What to work on:
Write out the complete material exactly as it stands.

Collection entries
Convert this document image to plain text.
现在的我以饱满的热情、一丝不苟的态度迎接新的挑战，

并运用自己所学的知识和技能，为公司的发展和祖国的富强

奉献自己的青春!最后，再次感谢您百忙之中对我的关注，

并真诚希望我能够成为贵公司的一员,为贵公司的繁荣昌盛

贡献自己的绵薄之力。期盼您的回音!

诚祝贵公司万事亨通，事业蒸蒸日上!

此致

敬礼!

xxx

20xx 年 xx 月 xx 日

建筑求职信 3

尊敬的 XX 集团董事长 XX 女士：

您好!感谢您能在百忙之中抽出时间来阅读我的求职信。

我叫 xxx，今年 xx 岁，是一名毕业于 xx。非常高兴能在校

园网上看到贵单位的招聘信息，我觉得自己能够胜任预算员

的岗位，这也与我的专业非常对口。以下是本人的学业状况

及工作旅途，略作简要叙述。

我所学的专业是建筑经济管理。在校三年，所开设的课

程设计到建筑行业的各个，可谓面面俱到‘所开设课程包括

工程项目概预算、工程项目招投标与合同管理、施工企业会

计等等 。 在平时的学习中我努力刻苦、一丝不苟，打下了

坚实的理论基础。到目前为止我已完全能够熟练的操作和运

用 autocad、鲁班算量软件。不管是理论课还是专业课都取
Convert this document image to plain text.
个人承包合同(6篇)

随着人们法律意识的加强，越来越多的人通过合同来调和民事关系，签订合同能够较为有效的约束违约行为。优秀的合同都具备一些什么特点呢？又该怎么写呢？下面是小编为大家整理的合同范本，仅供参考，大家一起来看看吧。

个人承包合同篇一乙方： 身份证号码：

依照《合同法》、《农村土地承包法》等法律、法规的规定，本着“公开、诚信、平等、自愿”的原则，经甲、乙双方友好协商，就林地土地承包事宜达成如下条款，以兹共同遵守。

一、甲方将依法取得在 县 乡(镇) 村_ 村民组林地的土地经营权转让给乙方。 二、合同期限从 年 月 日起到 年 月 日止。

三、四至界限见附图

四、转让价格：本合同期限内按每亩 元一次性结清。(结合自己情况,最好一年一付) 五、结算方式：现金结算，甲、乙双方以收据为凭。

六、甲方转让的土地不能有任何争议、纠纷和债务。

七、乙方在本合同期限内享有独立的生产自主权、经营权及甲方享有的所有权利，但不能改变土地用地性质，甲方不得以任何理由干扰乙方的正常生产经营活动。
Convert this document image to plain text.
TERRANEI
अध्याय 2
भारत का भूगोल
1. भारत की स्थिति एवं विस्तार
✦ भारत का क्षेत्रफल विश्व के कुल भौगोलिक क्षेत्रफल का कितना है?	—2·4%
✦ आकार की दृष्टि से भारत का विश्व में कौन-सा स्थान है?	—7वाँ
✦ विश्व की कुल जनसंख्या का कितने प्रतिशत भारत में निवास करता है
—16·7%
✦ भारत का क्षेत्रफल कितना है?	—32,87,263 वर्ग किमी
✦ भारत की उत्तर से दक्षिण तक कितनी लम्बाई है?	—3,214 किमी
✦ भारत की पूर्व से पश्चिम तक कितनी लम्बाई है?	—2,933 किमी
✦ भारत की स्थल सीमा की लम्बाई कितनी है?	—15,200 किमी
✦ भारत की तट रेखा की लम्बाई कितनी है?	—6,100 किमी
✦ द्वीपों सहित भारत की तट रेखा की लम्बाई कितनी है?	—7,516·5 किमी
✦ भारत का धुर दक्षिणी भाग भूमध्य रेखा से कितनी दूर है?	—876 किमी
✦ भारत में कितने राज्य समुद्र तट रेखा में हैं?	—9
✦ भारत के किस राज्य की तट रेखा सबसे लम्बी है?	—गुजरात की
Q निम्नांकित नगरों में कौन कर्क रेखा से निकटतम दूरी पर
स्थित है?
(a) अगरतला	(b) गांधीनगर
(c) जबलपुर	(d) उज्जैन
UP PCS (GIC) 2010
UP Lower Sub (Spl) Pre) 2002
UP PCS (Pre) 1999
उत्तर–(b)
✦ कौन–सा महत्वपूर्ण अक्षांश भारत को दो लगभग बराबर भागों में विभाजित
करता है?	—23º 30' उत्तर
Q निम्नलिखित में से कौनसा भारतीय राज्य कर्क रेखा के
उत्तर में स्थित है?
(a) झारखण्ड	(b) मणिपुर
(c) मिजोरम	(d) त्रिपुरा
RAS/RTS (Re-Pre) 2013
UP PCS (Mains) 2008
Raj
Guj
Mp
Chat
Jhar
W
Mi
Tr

The solution:
Convert this document image to plain text.
现在的我以饱满的热情、一丝不苟的态度迎接新的挑战，

并运用自己所学的知识和技能，为公司的发展和祖国的富强

奉献自己的青春!最后，再次感谢您百忙之中对我的关注，

并真诚希望我能够成为贵公司的一员,为贵公司的繁荣昌盛

贡献自己的绵薄之力。期盼您的回音!

诚祝贵公司万事亨通，事业蒸蒸日上!

此致

敬礼!

xxx

20xx 年 xx 月 xx 日

建筑求职信 3

尊敬的 XX 集团董事长 XX 女士：

您好!感谢您能在百忙之中抽出时间来阅读我的求职信。

我叫 xxx，今年 xx 岁，是一名毕业于 xx。非常高兴能在校

园网上看到贵单位的招聘信息，我觉得自己能够胜任预算员

的岗位，这也与我的专业非常对口。以下是本人的学业状况

及工作旅途，略作简要叙述。

我所学的专业是建筑经济管理。在校三年，所开设的课

程设计到建筑行业的各个，可谓面面俱到‘所开设课程包括

工程项目概预算、工程项目招投标与合同管理、施工企业会

计等等 。 在平时的学习中我努力刻苦、一丝不苟，打下了

坚实的理论基础。到目前为止我已完全能够熟练的操作和运

用 autocad、鲁班算量软件。不管是理论课还是专业课都取
Convert this document image to plain text.
个人承包合同(6篇)

随着人们法律意识的加强，越来越多的人通过合同来调和民事关系，签订合同能够较为有效的约束违约行为。优秀的合同都具备一些什么特点呢？又该怎么写呢？下面是小编为大家整理的合同范本，仅供参考，大家一起来看看吧。

个人承包合同篇一乙方： 身份证号码：

依照《合同法》、《农村土地承包法》等法律、法规的规定，本着“公开、诚信、平等、自愿”的原则，经甲、乙双方友好协商，就林地土地承包事宜达成如下条款，以兹共同遵守。

一、甲方将依法取得在 县 乡(镇) 村_ 村民组林地的土地经营权转让给乙方。 二、合同期限从 年 月 日起到 年 月 日止。

三、四至界限见附图

四、转让价格：本合同期限内按每亩 元一次性结清。(结合自己情况,最好一年一付) 五、结算方式：现金结算，甲、乙双方以收据为凭。

六、甲方转让的土地不能有任何争议、纠纷和债务。

七、乙方在本合同期限内享有独立的生产自主权、经营权及甲方享有的所有权利，但不能改变土地用地性质，甲方不得以任何理由干扰乙方的正常生产经营活动。
Convert this document image to plain text.
TERRANEI
अध्याय 2
भारत का भूगोल
1. भारत की स्थिति एवं विस्तार
✦ भारत का क्षेत्रफल विश्व के कुल भौगोलिक क्षेत्रफल का कितना है?	—2·4%
✦ आकार की दृष्टि से भारत का विश्व में कौन-सा स्थान है?	—7वाँ
✦ विश्व की कुल जनसंख्या का कितने प्रतिशत भारत में निवास करता है
—16·7%
✦ भारत का क्षेत्रफल कितना है?	—32,87,263 वर्ग किमी
✦ भारत की उत्तर से दक्षिण तक कितनी लम्बाई है?	—3,214 किमी
✦ भारत की पूर्व से पश्चिम तक कितनी लम्बाई है?	—2,933 किमी
✦ भारत की स्थल सीमा की लम्बाई कितनी है?	—15,200 किमी
✦ भारत की तट रेखा की लम्बाई कितनी है?	—6,100 किमी
✦ द्वीपों सहित भारत की तट रेखा की लम्बाई कितनी है?	—7,516·5 किमी
✦ भारत का धुर दक्षिणी भाग भूमध्य रेखा से कितनी दूर है?	—876 किमी
✦ भारत में कितने राज्य समुद्र तट रेखा में हैं?	—9
✦ भारत के किस राज्य की तट रेखा सबसे लम्बी है?	—गुजरात की
Q निम्नांकित नगरों में कौन कर्क रेखा से निकटतम दूरी पर
स्थित है?
(a) अगरतला	(b) गांधीनगर
(c) जबलपुर	(d) उज्जैन
UP PCS (GIC) 2010
UP Lower Sub (Spl) Pre) 2002
UP PCS (Pre) 1999
उत्तर–(b)
✦ कौन–सा महत्वपूर्ण अक्षांश भारत को दो लगभग बराबर भागों में विभाजित
करता है?	—23º 30' उत्तर
Q निम्नलिखित में से कौनसा भारतीय राज्य कर्क रेखा के
उत्तर में स्थित है?
(a) झारखण्ड	(b) मणिपुर
(c) मिजोरम	(d) त्रिपुरा
RAS/RTS (Re-Pre) 2013
UP PCS (Mains) 2008
Raj
Guj
Mp
Chat
Jhar
W
Mi
Tr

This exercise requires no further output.